> **Goal**: Reproduce all the entries exactly.

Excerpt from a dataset
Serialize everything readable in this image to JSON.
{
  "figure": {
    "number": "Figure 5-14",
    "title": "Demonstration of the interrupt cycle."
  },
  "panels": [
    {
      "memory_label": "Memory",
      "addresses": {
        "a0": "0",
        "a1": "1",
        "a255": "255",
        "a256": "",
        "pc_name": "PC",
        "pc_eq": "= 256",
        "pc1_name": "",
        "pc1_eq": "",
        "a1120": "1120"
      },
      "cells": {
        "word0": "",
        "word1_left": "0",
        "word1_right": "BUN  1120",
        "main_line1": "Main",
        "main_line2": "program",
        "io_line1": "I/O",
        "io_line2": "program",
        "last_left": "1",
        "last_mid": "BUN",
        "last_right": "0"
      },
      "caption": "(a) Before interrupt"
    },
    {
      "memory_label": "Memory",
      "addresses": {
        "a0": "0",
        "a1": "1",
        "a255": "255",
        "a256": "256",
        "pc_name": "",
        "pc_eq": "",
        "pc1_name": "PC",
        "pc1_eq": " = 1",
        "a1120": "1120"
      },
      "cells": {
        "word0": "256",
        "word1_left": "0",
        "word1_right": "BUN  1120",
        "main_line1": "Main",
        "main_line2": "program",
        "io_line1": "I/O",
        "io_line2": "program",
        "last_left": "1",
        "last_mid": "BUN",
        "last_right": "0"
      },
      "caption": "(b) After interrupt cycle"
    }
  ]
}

> **Result below**:
Serialize everything readable in this image to JSON.
{
  "figure": {
    "number": "Figure 5-14",
    "title": "Demonstration of the interrupt cycle."
  },
  "panels": [
    {
      "memory_label": "Memory",
      "addresses": {
        "a0": "0",
        "a1": "1",
        "a255": "255",
        "a256": "",
        "pc_name": "PC",
        "pc_eq": "= 256",
        "pc1_name": "",
        "pc1_eq": "",
        "a1120": "1120"
      },
      "cells": {
        "word0": "",
        "word1_left": "0",
        "word1_right": "BUN  1120",
        "main_line1": "Main",
        "main_line2": "program",
        "io_line1": "I/O",
        "io_line2": "program",
        "last_left": "1",
        "last_mid": "BUN",
        "last_right": "0"
      },
      "caption": "(a) Before interrupt"
    },
    {
      "memory_label": "Memory",
      "addresses": {
        "a0": "0",
        "a1": "1",
        "a255": "255",
        "a256": "256",
        "pc_name": "",
        "pc_eq": "",
        "pc1_name": "PC",
        "pc1_eq": " = 1",
        "a1120": "1120"
      },
      "cells": {
        "word0": "256",
        "word1_left": "0",
        "word1_right": "BUN  1120",
        "main_line1": "Main",
        "main_line2": "program",
        "io_line1": "I/O",
        "io_line2": "program",
        "last_left": "1",
        "last_mid": "BUN",
        "last_right": "0"
      },
      "caption": "(b) After interrupt cycle"
    }
  ]
}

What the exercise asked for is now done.